Collected data
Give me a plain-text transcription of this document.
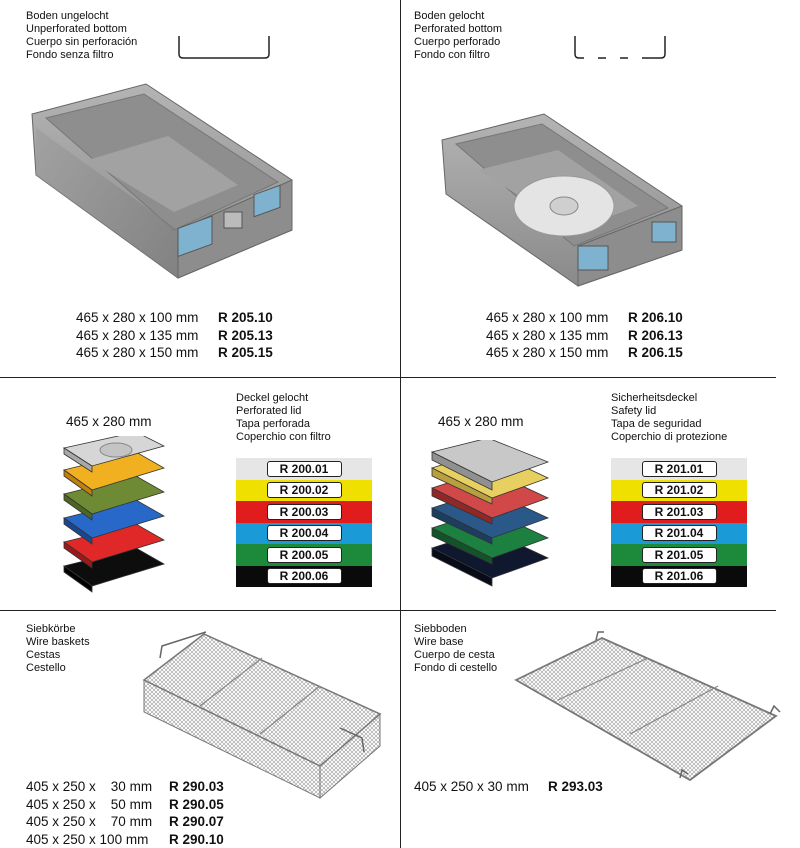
Boden ungelocht
Unperforated bottom
Cuerpo sin perforación
Fondo senza filtro
465 x 280 x 100 mm	R 205.10
465 x 280 x 135 mm	R 205.13
465 x 280 x 150 mm	R 205.15
Boden gelocht
Perforated bottom
Cuerpo perforado
Fondo con filtro
465 x 280 x 100 mm	R 206.10
465 x 280 x 135 mm	R 206.13
465 x 280 x 150 mm	R 206.15
465 x 280 mm
Deckel gelocht
Perforated lid
Tapa perforada
Coperchio con filtro
R 200.01
R 200.02
R 200.03
R 200.04
R 200.05
R 200.06
465 x 280 mm
Sicherheitsdeckel
Safety lid
Tapa de seguridad
Coperchio di protezione
R 201.01
R 201.02
R 201.03
R 201.04
R 201.05
R 201.06
Siebkörbe
Wire baskets
Cestas
Cestello
405 x 250 x    30 mm	R 290.03
405 x 250 x    50 mm	R 290.05
405 x 250 x    70 mm	R 290.07
405 x 250 x 100 mm	R 290.10
Siebboden
Wire base
Cuerpo de cesta
Fondo di cestello
405 x 250 x 30 mm	R 293.03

**EXERCISE DETAILS:**
Reproduce each line of the records exactly, and omit every picture.

**THE ANSWER:**
Give me a plain-text transcription of this document.
Boden ungelocht
Unperforated bottom
Cuerpo sin perforación
Fondo senza filtro
465 x 280 x 100 mm	R 205.10
465 x 280 x 135 mm	R 205.13
465 x 280 x 150 mm	R 205.15
Boden gelocht
Perforated bottom
Cuerpo perforado
Fondo con filtro
465 x 280 x 100 mm	R 206.10
465 x 280 x 135 mm	R 206.13
465 x 280 x 150 mm	R 206.15
465 x 280 mm
Deckel gelocht
Perforated lid
Tapa perforada
Coperchio con filtro
R 200.01
R 200.02
R 200.03
R 200.04
R 200.05
R 200.06
465 x 280 mm
Sicherheitsdeckel
Safety lid
Tapa de seguridad
Coperchio di protezione
R 201.01
R 201.02
R 201.03
R 201.04
R 201.05
R 201.06
Siebkörbe
Wire baskets
Cestas
Cestello
405 x 250 x    30 mm	R 290.03
405 x 250 x    50 mm	R 290.05
405 x 250 x    70 mm	R 290.07
405 x 250 x 100 mm	R 290.10
Siebboden
Wire base
Cuerpo de cesta
Fondo di cestello
405 x 250 x 30 mm	R 293.03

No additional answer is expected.